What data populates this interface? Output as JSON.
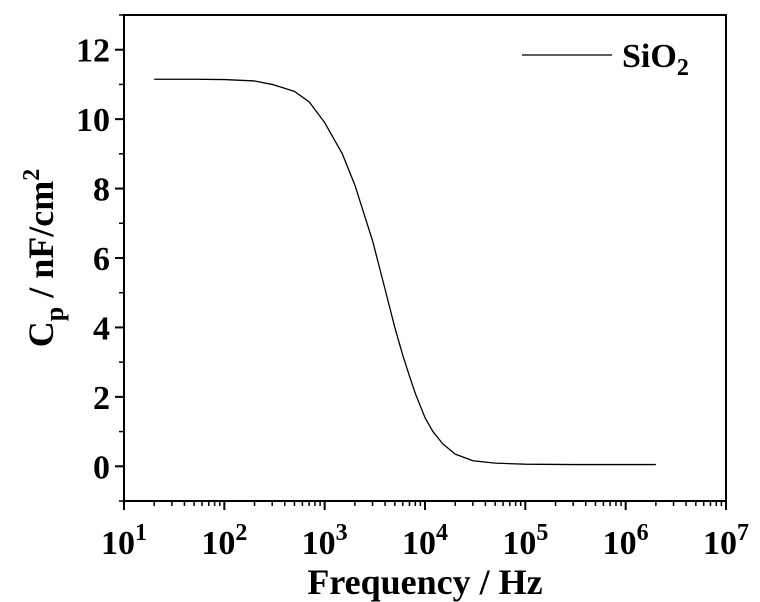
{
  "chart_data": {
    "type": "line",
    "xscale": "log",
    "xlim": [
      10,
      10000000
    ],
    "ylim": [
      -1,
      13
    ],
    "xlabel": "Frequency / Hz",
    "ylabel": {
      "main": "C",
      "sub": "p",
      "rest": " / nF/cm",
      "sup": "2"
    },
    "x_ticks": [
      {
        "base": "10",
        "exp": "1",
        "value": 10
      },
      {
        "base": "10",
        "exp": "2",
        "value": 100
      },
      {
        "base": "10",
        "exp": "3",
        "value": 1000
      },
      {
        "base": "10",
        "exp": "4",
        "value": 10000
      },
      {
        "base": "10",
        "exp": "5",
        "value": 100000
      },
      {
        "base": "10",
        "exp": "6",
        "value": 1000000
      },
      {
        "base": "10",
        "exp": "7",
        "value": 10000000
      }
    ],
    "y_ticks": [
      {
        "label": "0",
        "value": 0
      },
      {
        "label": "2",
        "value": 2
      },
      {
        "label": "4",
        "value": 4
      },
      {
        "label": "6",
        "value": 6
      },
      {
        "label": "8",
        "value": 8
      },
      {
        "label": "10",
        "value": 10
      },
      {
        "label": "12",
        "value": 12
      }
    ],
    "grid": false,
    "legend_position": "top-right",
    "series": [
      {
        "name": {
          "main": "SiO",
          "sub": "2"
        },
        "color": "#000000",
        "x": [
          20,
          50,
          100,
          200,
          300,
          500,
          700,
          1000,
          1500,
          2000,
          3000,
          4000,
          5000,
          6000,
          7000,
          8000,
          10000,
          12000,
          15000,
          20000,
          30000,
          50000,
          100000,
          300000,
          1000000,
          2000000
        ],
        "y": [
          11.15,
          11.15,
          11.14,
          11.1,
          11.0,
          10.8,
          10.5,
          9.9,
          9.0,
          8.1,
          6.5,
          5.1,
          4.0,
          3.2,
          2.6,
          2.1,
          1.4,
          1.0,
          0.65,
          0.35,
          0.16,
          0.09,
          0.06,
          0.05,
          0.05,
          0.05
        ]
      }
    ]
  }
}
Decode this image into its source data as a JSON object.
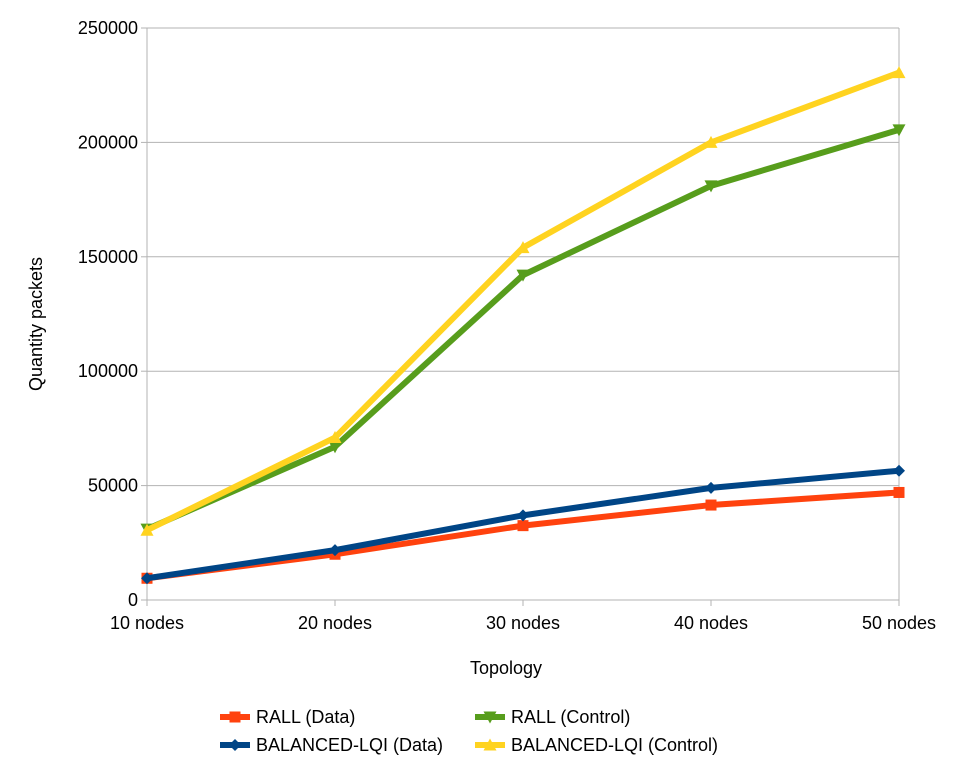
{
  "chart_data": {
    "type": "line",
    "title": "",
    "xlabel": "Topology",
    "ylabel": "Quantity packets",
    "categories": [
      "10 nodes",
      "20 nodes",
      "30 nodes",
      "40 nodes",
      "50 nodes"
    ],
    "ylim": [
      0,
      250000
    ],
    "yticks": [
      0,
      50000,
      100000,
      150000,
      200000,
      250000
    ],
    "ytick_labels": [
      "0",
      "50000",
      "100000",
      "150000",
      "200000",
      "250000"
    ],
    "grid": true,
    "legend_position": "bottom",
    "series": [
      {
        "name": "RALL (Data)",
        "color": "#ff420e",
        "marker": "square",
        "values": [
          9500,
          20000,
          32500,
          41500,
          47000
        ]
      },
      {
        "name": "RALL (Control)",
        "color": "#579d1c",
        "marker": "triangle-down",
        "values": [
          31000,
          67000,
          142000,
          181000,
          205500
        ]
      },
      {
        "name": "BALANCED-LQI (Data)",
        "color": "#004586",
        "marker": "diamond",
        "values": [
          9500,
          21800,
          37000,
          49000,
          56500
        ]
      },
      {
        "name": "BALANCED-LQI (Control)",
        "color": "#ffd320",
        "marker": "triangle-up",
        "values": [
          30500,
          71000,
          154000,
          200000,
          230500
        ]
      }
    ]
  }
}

━━━

## Challenge
Images must not appear in the copy; reproduce everything else in the records verbatim.

## Complete response
What data populates this interface? Output as JSON.
{
  "chart_data": {
    "type": "line",
    "xscale": "log",
    "xlim": [
      10,
      10000000
    ],
    "ylim": [
      -1,
      13
    ],
    "xlabel": "Frequency / Hz",
    "ylabel": {
      "main": "C",
      "sub": "p",
      "rest": " / nF/cm",
      "sup": "2"
    },
    "x_ticks": [
      {
        "base": "10",
        "exp": "1",
        "value": 10
      },
      {
        "base": "10",
        "exp": "2",
        "value": 100
      },
      {
        "base": "10",
        "exp": "3",
        "value": 1000
      },
      {
        "base": "10",
        "exp": "4",
        "value": 10000
      },
      {
        "base": "10",
        "exp": "5",
        "value": 100000
      },
      {
        "base": "10",
        "exp": "6",
        "value": 1000000
      },
      {
        "base": "10",
        "exp": "7",
        "value": 10000000
      }
    ],
    "y_ticks": [
      {
        "label": "0",
        "value": 0
      },
      {
        "label": "2",
        "value": 2
      },
      {
        "label": "4",
        "value": 4
      },
      {
        "label": "6",
        "value": 6
      },
      {
        "label": "8",
        "value": 8
      },
      {
        "label": "10",
        "value": 10
      },
      {
        "label": "12",
        "value": 12
      }
    ],
    "grid": false,
    "legend_position": "top-right",
    "series": [
      {
        "name": {
          "main": "SiO",
          "sub": "2"
        },
        "color": "#000000",
        "x": [
          20,
          50,
          100,
          200,
          300,
          500,
          700,
          1000,
          1500,
          2000,
          3000,
          4000,
          5000,
          6000,
          7000,
          8000,
          10000,
          12000,
          15000,
          20000,
          30000,
          50000,
          100000,
          300000,
          1000000,
          2000000
        ],
        "y": [
          11.15,
          11.15,
          11.14,
          11.1,
          11.0,
          10.8,
          10.5,
          9.9,
          9.0,
          8.1,
          6.5,
          5.1,
          4.0,
          3.2,
          2.6,
          2.1,
          1.4,
          1.0,
          0.65,
          0.35,
          0.16,
          0.09,
          0.06,
          0.05,
          0.05,
          0.05
        ]
      }
    ]
  }
}
Decode this image into its source data as a JSON object.
{
  "chart_data": {
    "type": "line",
    "title": "",
    "xlabel": "Topology",
    "ylabel": "Quantity packets",
    "categories": [
      "10 nodes",
      "20 nodes",
      "30 nodes",
      "40 nodes",
      "50 nodes"
    ],
    "ylim": [
      0,
      250000
    ],
    "yticks": [
      0,
      50000,
      100000,
      150000,
      200000,
      250000
    ],
    "ytick_labels": [
      "0",
      "50000",
      "100000",
      "150000",
      "200000",
      "250000"
    ],
    "grid": true,
    "legend_position": "bottom",
    "series": [
      {
        "name": "RALL (Data)",
        "color": "#ff420e",
        "marker": "square",
        "values": [
          9500,
          20000,
          32500,
          41500,
          47000
        ]
      },
      {
        "name": "RALL (Control)",
        "color": "#579d1c",
        "marker": "triangle-down",
        "values": [
          31000,
          67000,
          142000,
          181000,
          205500
        ]
      },
      {
        "name": "BALANCED-LQI (Data)",
        "color": "#004586",
        "marker": "diamond",
        "values": [
          9500,
          21800,
          37000,
          49000,
          56500
        ]
      },
      {
        "name": "BALANCED-LQI (Control)",
        "color": "#ffd320",
        "marker": "triangle-up",
        "values": [
          30500,
          71000,
          154000,
          200000,
          230500
        ]
      }
    ]
  }
}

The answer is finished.